_Required task_:
Take each line that has the word "pasiskirstymas" and return it.

_Data in this exercise_:
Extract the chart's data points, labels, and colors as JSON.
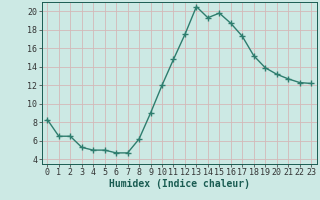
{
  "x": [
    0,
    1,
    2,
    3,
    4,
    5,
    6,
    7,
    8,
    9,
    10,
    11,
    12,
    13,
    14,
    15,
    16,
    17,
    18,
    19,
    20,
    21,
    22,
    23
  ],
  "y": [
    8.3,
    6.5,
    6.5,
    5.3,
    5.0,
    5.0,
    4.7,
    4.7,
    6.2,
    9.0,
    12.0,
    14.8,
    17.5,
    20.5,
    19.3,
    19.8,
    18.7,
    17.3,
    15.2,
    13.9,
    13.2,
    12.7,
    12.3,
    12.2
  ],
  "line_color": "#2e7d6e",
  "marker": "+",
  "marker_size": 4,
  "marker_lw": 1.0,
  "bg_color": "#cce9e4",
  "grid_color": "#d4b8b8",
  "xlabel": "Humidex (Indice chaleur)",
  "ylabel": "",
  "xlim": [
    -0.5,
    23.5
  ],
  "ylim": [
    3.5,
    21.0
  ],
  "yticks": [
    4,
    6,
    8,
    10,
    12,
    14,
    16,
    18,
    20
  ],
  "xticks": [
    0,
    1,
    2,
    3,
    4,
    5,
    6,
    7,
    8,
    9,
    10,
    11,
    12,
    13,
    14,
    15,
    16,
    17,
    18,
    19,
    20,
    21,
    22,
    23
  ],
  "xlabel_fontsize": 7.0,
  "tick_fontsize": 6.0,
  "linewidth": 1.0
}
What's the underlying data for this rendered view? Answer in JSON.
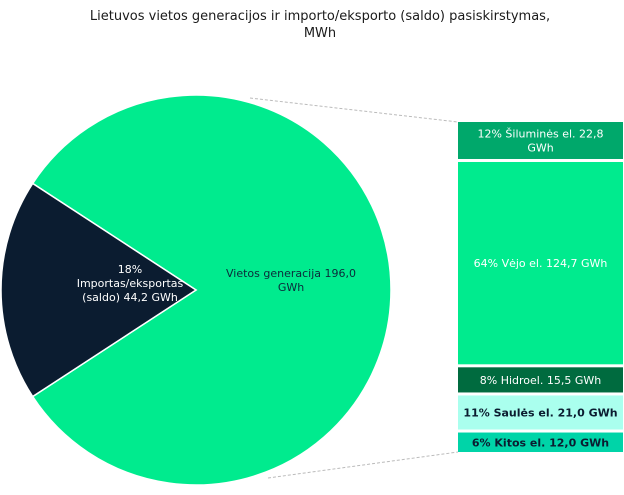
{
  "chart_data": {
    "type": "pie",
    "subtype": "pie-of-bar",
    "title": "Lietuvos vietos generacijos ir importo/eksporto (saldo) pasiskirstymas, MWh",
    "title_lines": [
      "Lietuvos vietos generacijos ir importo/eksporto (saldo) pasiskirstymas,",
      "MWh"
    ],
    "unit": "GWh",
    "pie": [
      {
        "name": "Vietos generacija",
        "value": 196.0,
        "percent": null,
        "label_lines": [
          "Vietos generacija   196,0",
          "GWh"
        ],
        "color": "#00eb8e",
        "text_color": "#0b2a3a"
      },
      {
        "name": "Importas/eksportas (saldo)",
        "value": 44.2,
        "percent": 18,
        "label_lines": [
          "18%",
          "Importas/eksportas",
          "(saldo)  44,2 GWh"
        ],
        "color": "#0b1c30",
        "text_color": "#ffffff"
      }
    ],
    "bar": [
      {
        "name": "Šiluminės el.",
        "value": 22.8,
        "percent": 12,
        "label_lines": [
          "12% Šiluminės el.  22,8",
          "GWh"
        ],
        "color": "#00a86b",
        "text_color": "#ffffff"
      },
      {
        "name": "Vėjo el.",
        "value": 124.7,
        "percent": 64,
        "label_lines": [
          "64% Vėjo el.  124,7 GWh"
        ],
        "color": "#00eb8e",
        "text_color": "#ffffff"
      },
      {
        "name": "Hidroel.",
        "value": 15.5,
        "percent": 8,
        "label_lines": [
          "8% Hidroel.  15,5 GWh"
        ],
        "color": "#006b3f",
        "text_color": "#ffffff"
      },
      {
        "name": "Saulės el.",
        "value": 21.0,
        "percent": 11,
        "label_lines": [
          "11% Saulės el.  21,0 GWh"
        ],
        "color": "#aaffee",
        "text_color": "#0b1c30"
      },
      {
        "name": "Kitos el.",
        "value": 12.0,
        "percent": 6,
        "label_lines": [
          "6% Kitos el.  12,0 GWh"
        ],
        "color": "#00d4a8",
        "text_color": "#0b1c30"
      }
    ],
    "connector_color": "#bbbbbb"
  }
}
==
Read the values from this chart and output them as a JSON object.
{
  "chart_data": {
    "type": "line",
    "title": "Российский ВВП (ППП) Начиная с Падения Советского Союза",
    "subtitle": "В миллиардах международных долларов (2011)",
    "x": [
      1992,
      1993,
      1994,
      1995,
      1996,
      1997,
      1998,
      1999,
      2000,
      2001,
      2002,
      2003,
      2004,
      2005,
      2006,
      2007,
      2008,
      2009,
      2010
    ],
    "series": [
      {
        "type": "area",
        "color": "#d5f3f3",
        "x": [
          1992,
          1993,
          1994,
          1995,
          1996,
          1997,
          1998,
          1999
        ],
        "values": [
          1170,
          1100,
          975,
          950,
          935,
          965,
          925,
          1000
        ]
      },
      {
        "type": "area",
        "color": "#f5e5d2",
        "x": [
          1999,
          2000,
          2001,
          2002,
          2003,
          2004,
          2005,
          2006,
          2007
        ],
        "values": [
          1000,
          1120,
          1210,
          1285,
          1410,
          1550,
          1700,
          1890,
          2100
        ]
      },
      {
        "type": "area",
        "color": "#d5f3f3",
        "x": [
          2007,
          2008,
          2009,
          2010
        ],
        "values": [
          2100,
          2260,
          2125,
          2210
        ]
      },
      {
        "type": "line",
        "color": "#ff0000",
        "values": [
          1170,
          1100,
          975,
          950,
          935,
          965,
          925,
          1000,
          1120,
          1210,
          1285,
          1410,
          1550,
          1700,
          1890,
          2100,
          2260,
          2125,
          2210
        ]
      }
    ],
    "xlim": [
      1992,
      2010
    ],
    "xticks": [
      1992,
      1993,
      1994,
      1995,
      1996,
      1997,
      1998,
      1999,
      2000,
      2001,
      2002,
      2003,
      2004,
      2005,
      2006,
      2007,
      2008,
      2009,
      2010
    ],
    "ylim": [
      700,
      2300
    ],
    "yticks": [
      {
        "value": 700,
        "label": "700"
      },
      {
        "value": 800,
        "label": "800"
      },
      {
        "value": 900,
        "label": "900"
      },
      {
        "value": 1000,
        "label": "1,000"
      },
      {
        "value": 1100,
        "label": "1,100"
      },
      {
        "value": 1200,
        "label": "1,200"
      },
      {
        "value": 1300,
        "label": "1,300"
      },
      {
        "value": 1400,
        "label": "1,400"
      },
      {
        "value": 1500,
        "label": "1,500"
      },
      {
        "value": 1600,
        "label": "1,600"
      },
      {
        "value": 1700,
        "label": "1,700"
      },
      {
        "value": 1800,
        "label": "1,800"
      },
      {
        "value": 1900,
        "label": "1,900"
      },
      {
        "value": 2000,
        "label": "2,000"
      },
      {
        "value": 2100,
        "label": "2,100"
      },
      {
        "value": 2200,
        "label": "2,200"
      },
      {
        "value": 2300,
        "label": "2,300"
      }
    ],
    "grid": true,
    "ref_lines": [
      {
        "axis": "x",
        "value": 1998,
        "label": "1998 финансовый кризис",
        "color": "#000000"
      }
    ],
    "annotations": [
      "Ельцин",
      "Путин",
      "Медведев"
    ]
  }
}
---
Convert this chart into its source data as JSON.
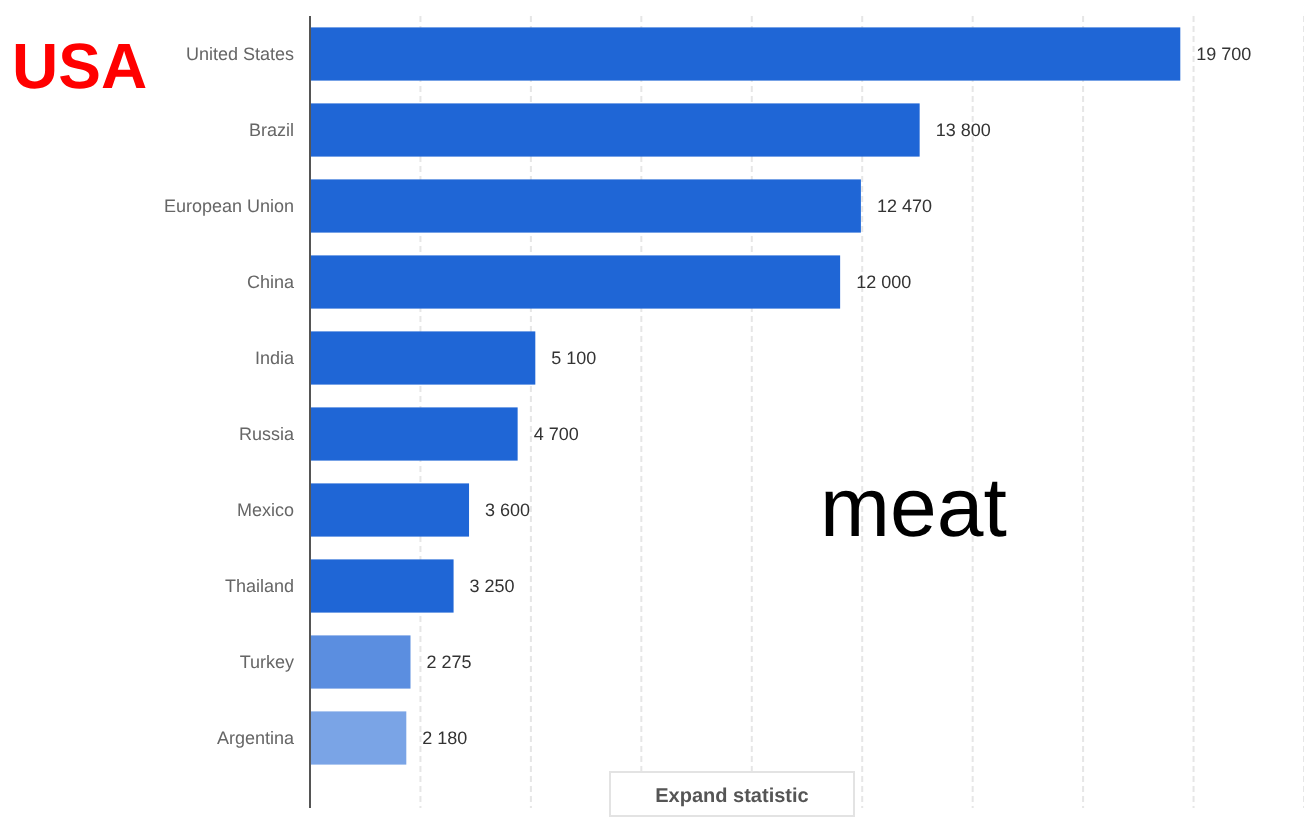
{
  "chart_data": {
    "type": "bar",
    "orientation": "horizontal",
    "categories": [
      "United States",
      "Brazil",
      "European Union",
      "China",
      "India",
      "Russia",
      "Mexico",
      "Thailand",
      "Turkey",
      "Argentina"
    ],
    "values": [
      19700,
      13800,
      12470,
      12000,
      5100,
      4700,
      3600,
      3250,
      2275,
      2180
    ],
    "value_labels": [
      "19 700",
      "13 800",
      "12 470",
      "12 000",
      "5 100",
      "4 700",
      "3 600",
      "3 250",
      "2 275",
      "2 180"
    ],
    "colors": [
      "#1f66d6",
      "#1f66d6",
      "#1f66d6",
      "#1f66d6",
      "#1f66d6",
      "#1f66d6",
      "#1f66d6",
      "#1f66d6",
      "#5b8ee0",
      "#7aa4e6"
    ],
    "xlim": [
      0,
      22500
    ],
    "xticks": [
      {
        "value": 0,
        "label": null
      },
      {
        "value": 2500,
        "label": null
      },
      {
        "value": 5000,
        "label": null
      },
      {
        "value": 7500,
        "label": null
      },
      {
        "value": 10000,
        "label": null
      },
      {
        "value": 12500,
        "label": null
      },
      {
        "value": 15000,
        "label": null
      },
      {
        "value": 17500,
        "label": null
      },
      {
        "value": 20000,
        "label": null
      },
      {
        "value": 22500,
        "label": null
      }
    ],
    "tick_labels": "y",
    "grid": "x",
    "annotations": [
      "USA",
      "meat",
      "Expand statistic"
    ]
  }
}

_Solution for this exercise_:
    "title": "Lietuvos vietos generacijos ir importo/eksporto (saldo) pasiskirstymas, MWh",
      "Lietuvos vietos generacijos ir importo/eksporto (saldo) pasiskirstymas,",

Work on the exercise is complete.